*LISTED ENTRIES*:
= = =
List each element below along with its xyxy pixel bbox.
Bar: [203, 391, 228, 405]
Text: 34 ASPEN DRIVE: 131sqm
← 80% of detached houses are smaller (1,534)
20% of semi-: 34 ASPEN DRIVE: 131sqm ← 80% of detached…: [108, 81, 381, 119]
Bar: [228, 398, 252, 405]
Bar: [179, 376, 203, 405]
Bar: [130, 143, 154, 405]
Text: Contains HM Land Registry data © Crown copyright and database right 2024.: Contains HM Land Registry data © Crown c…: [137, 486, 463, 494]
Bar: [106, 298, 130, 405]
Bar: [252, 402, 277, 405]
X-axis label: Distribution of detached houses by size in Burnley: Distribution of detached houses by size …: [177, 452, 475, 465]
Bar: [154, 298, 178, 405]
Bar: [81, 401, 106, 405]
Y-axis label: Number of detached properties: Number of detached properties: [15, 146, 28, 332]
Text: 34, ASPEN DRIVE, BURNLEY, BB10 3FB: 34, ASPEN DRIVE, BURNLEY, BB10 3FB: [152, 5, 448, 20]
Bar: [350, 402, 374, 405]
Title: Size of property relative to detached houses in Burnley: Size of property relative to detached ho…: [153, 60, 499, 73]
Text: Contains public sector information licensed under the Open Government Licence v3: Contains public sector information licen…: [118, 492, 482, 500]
= = =
*REQUIRED WORK*:
Arrange every line of the item above as a numbered list, leaving out any blank lines.

*REPLY TO THE EXERCISE*:
1. List each element below along with its xyxy pixel bbox.
2. Bar: [203, 391, 228, 405]
3. Text: 34 ASPEN DRIVE: 131sqm
4. ← 80% of detached houses are smaller (1,534)
5. 20% of semi-: 34 ASPEN DRIVE: 131sqm ← 80% of detached…: [108, 81, 381, 119]
6. Bar: [228, 398, 252, 405]
7. Bar: [179, 376, 203, 405]
8. Bar: [130, 143, 154, 405]
9. Text: Contains HM Land Registry data © Crown copyright and database right 2024.: Contains HM Land Registry data © Crown c…: [137, 486, 463, 494]
10. Bar: [106, 298, 130, 405]
11. Bar: [252, 402, 277, 405]
12. X-axis label: Distribution of detached houses by size in Burnley: Distribution of detached houses by size …: [177, 452, 475, 465]
13. Bar: [154, 298, 178, 405]
14. Bar: [81, 401, 106, 405]
15. Y-axis label: Number of detached properties: Number of detached properties: [15, 146, 28, 332]
16. Text: 34, ASPEN DRIVE, BURNLEY, BB10 3FB: 34, ASPEN DRIVE, BURNLEY, BB10 3FB: [152, 5, 448, 20]
17. Bar: [350, 402, 374, 405]
18. Title: Size of property relative to detached houses in Burnley: Size of property relative to detached ho…: [153, 60, 499, 73]
19. Text: Contains public sector information licensed under the Open Government Licence v3: Contains public sector information licen…: [118, 492, 482, 500]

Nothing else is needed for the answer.